[ENTRIES]:
+--

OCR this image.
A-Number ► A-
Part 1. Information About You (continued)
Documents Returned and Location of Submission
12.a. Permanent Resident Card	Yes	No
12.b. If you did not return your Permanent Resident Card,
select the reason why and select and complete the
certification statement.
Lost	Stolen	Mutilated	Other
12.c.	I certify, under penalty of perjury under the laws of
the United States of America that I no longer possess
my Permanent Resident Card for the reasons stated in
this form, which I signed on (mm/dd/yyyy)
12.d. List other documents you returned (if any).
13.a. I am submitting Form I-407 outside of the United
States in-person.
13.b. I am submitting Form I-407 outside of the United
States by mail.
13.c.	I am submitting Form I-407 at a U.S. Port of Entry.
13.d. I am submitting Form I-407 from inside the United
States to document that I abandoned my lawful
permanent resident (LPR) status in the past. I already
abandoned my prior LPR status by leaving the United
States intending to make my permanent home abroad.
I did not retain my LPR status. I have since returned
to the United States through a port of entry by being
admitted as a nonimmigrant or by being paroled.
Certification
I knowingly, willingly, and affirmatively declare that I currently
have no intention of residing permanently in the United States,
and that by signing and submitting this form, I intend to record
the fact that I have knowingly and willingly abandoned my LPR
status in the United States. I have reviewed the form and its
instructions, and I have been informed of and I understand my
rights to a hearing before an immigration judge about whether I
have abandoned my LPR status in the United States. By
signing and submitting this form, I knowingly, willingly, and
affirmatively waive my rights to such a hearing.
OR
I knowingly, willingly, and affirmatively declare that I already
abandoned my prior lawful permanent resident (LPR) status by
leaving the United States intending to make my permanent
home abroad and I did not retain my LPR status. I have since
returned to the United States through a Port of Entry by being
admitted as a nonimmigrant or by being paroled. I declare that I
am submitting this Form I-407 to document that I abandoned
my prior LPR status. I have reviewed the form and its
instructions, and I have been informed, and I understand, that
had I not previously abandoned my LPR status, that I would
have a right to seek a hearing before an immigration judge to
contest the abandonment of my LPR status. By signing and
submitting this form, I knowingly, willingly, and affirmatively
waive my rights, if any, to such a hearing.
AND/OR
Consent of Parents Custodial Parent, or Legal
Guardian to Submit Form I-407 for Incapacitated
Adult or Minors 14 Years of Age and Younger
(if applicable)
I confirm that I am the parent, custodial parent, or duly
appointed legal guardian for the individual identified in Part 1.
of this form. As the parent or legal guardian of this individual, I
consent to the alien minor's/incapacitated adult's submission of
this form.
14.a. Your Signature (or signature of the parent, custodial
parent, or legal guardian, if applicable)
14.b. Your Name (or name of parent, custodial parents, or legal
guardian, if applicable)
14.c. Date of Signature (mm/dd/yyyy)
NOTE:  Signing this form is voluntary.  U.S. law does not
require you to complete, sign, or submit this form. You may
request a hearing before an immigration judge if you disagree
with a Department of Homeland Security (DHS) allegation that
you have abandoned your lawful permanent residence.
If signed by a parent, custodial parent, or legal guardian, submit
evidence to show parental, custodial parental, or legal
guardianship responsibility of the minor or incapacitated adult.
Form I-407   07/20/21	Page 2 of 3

+--

[PROBLEM]: Please quote every record above exactly as it appears.

[CORRECT ANSWER]:
OCR this image.
A-Number ► A-
Part 1. Information About You (continued)
Documents Returned and Location of Submission
12.a. Permanent Resident Card	Yes	No
12.b. If you did not return your Permanent Resident Card,
select the reason why and select and complete the
certification statement.
Lost	Stolen	Mutilated	Other
12.c.	I certify, under penalty of perjury under the laws of
the United States of America that I no longer possess
my Permanent Resident Card for the reasons stated in
this form, which I signed on (mm/dd/yyyy)
12.d. List other documents you returned (if any).
13.a. I am submitting Form I-407 outside of the United
States in-person.
13.b. I am submitting Form I-407 outside of the United
States by mail.
13.c.	I am submitting Form I-407 at a U.S. Port of Entry.
13.d. I am submitting Form I-407 from inside the United
States to document that I abandoned my lawful
permanent resident (LPR) status in the past. I already
abandoned my prior LPR status by leaving the United
States intending to make my permanent home abroad.
I did not retain my LPR status. I have since returned
to the United States through a port of entry by being
admitted as a nonimmigrant or by being paroled.
Certification
I knowingly, willingly, and affirmatively declare that I currently
have no intention of residing permanently in the United States,
and that by signing and submitting this form, I intend to record
the fact that I have knowingly and willingly abandoned my LPR
status in the United States. I have reviewed the form and its
instructions, and I have been informed of and I understand my
rights to a hearing before an immigration judge about whether I
have abandoned my LPR status in the United States. By
signing and submitting this form, I knowingly, willingly, and
affirmatively waive my rights to such a hearing.
OR
I knowingly, willingly, and affirmatively declare that I already
abandoned my prior lawful permanent resident (LPR) status by
leaving the United States intending to make my permanent
home abroad and I did not retain my LPR status. I have since
returned to the United States through a Port of Entry by being
admitted as a nonimmigrant or by being paroled. I declare that I
am submitting this Form I-407 to document that I abandoned
my prior LPR status. I have reviewed the form and its
instructions, and I have been informed, and I understand, that
had I not previously abandoned my LPR status, that I would
have a right to seek a hearing before an immigration judge to
contest the abandonment of my LPR status. By signing and
submitting this form, I knowingly, willingly, and affirmatively
waive my rights, if any, to such a hearing.
AND/OR
Consent of Parents Custodial Parent, or Legal
Guardian to Submit Form I-407 for Incapacitated
Adult or Minors 14 Years of Age and Younger
(if applicable)
I confirm that I am the parent, custodial parent, or duly
appointed legal guardian for the individual identified in Part 1.
of this form. As the parent or legal guardian of this individual, I
consent to the alien minor's/incapacitated adult's submission of
this form.
14.a. Your Signature (or signature of the parent, custodial
parent, or legal guardian, if applicable)
14.b. Your Name (or name of parent, custodial parents, or legal
guardian, if applicable)
14.c. Date of Signature (mm/dd/yyyy)
NOTE:  Signing this form is voluntary.  U.S. law does not
require you to complete, sign, or submit this form. You may
request a hearing before an immigration judge if you disagree
with a Department of Homeland Security (DHS) allegation that
you have abandoned your lawful permanent residence.
If signed by a parent, custodial parent, or legal guardian, submit
evidence to show parental, custodial parental, or legal
guardianship responsibility of the minor or incapacitated adult.
Form I-407   07/20/21	Page 2 of 3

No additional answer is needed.